%%
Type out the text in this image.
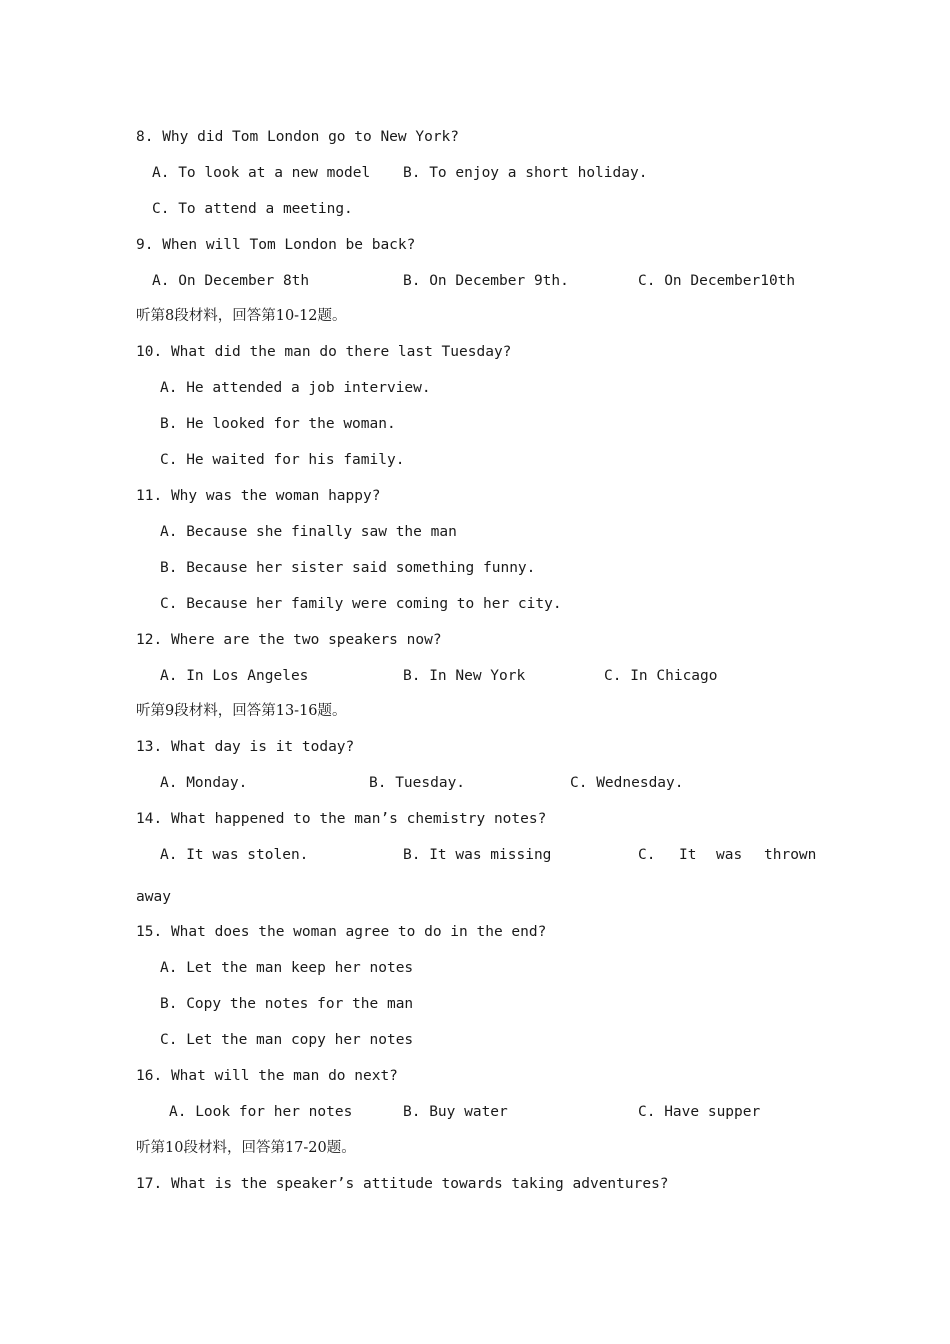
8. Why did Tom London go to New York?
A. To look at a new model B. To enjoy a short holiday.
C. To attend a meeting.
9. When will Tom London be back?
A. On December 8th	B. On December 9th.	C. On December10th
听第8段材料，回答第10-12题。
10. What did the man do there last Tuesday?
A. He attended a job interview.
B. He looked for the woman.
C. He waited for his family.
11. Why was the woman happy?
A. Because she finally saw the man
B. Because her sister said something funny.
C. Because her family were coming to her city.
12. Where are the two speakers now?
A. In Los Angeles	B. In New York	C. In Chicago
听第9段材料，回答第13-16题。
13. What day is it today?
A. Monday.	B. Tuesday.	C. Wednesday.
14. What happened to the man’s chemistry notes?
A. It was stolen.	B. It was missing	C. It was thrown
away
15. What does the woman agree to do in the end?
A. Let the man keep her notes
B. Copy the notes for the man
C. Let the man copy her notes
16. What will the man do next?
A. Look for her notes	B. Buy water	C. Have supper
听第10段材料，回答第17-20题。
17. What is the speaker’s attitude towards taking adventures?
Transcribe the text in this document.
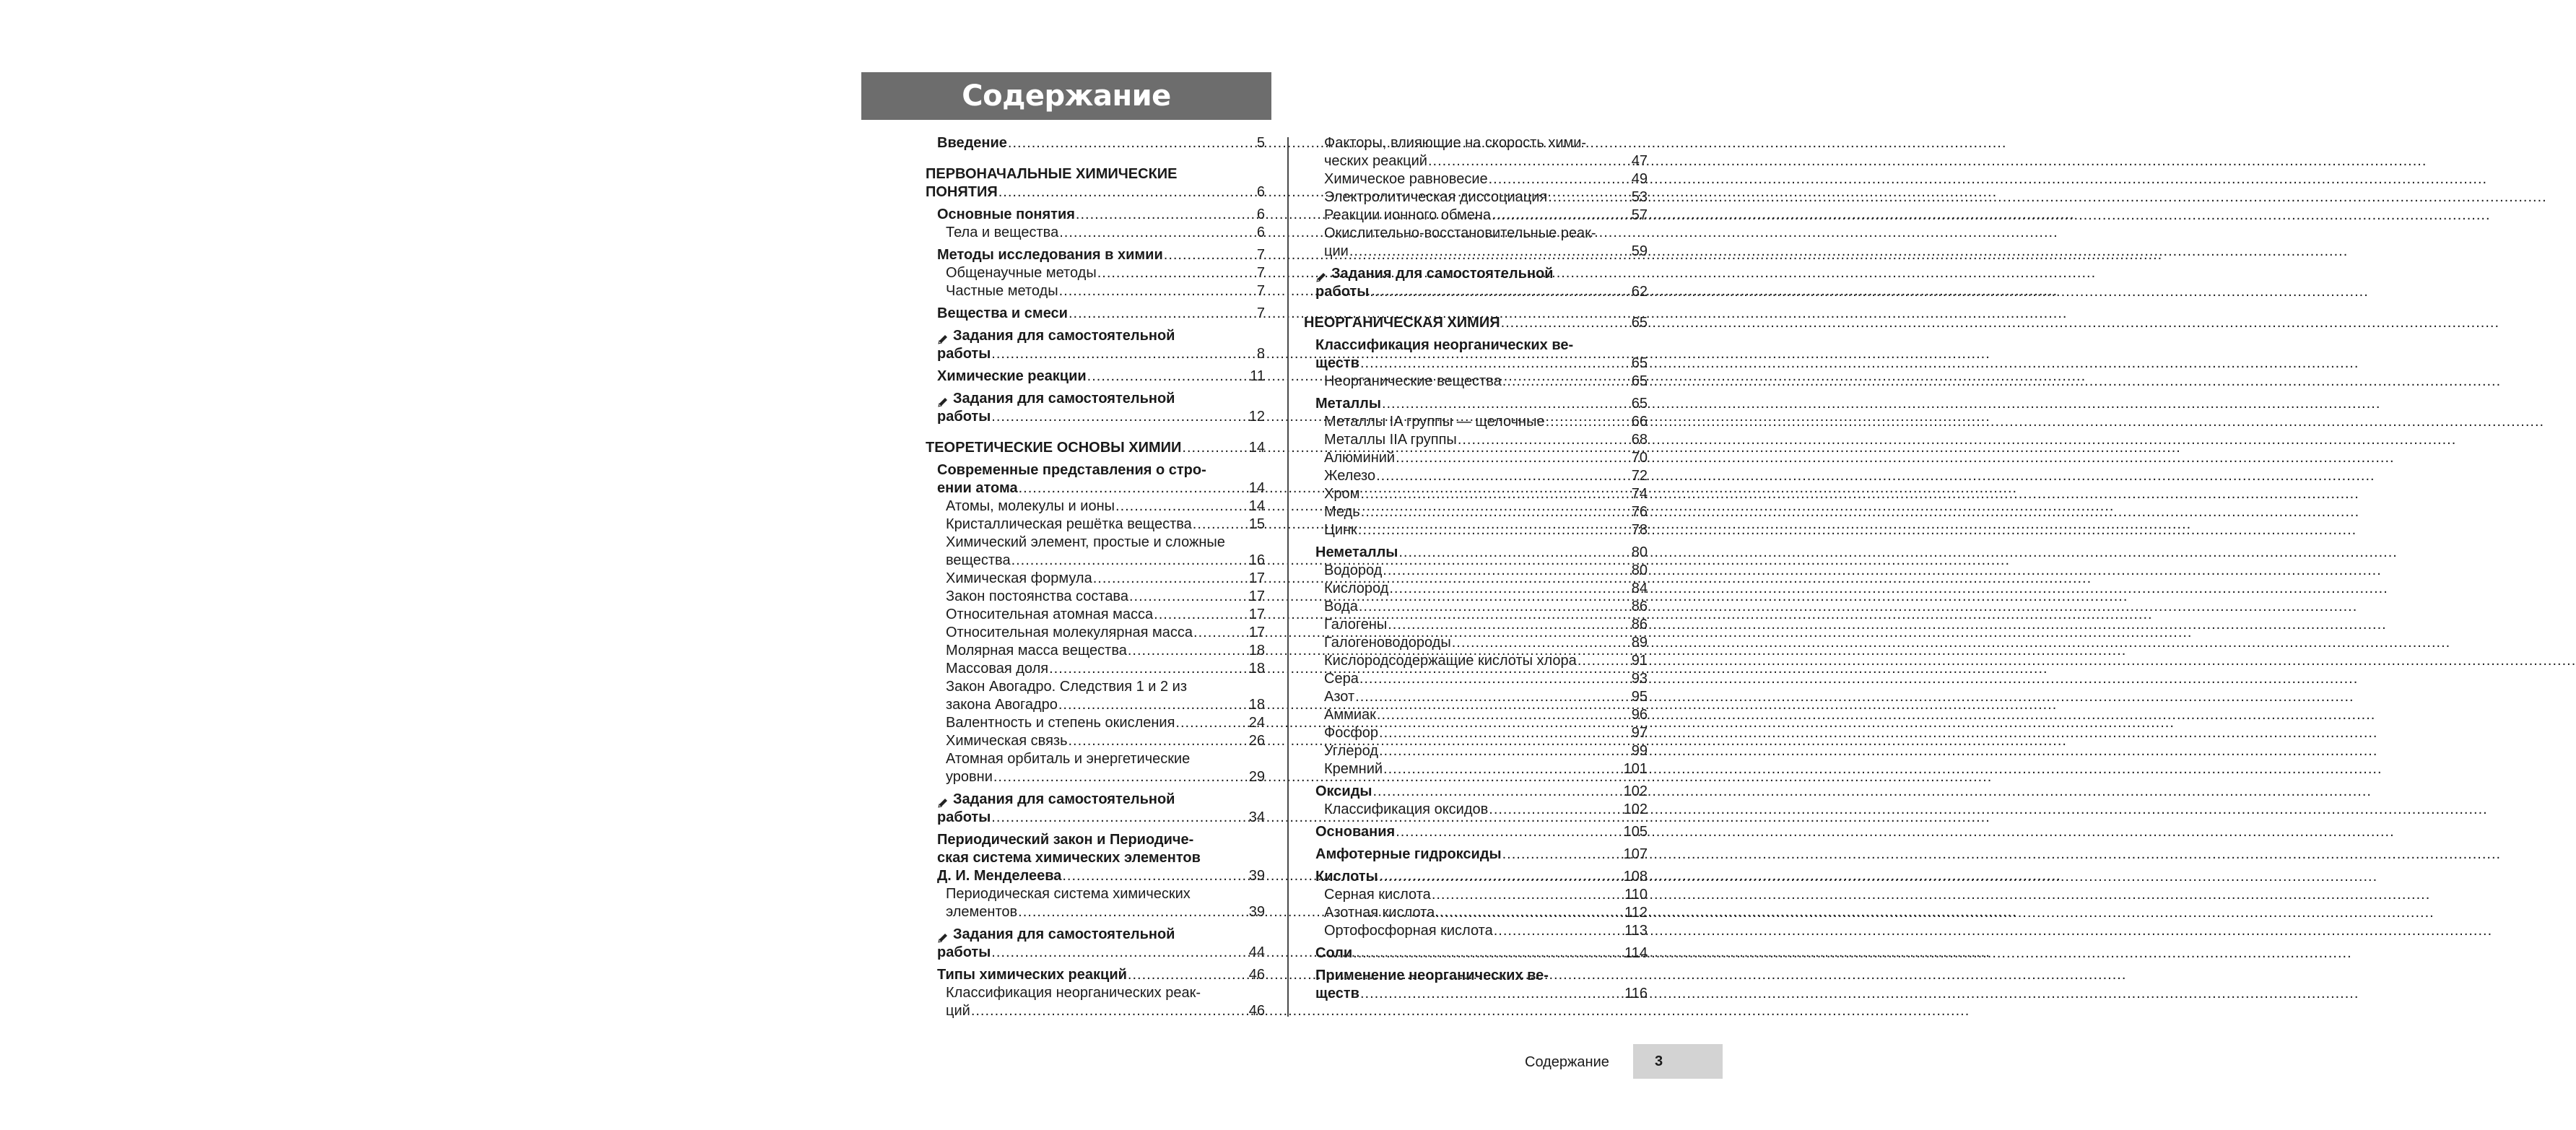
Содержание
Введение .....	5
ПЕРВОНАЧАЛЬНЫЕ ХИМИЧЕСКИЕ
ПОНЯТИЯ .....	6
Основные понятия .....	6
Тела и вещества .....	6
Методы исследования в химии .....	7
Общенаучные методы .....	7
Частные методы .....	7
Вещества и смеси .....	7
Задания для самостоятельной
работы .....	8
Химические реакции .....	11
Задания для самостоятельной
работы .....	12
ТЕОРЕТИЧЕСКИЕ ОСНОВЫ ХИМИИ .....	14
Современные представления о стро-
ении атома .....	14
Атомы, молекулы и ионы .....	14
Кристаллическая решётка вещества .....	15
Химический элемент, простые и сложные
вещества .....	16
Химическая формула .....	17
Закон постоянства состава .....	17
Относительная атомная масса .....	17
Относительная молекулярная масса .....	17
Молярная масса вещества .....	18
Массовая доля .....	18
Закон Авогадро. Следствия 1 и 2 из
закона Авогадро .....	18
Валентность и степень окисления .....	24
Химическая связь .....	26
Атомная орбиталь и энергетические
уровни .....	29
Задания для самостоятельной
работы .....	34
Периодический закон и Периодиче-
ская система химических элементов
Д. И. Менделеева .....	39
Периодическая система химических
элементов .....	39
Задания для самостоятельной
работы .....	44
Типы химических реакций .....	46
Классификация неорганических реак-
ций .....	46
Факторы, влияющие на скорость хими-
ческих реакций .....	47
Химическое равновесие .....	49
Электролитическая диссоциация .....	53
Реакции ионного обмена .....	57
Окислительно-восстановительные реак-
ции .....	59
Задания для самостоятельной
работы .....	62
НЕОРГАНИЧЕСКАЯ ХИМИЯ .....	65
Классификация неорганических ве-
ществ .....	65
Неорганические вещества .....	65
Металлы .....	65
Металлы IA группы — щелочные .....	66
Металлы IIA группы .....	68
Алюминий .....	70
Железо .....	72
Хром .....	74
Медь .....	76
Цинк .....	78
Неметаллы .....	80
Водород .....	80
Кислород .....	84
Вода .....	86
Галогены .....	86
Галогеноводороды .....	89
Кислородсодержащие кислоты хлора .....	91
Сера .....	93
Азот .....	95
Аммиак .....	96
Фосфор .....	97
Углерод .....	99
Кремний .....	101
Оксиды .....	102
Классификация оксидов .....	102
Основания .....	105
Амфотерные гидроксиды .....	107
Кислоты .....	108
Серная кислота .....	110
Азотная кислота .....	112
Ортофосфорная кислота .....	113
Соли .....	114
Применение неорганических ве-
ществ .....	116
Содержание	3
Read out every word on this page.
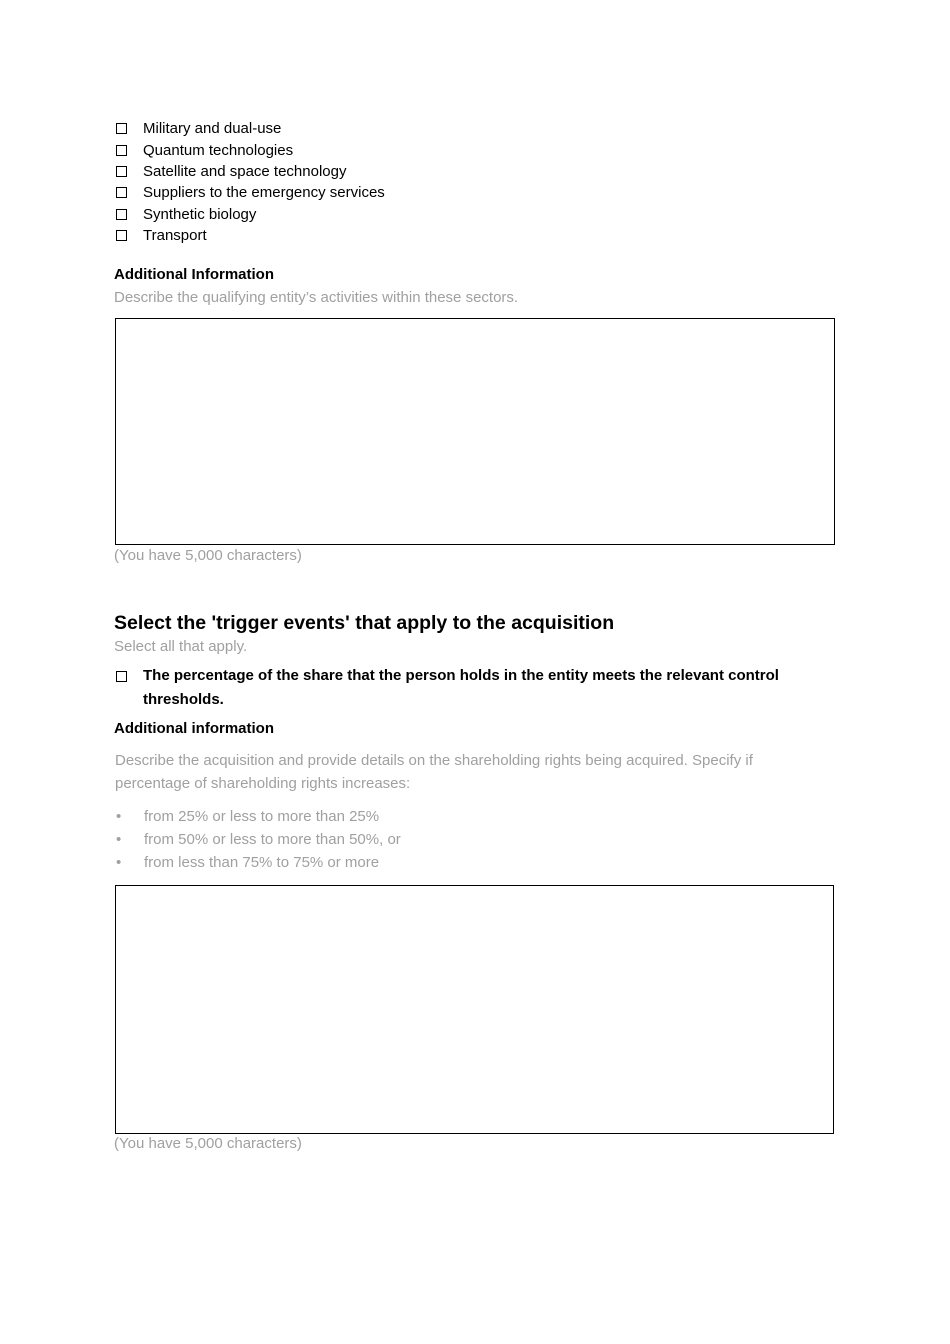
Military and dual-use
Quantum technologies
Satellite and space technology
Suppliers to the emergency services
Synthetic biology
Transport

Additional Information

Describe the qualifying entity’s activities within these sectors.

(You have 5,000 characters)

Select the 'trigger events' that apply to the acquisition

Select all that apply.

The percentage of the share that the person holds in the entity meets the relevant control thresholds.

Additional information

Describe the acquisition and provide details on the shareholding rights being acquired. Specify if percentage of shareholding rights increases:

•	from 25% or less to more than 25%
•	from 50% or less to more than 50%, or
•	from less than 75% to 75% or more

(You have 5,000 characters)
%%
**EXERCISE INSTRUCTIONS**
Select every line of the records holding the string "Классификация".

**RESPONSE BELOW**
Классификация неорганических реак-
Классификация неорганических ве-
Классификация оксидов .....	102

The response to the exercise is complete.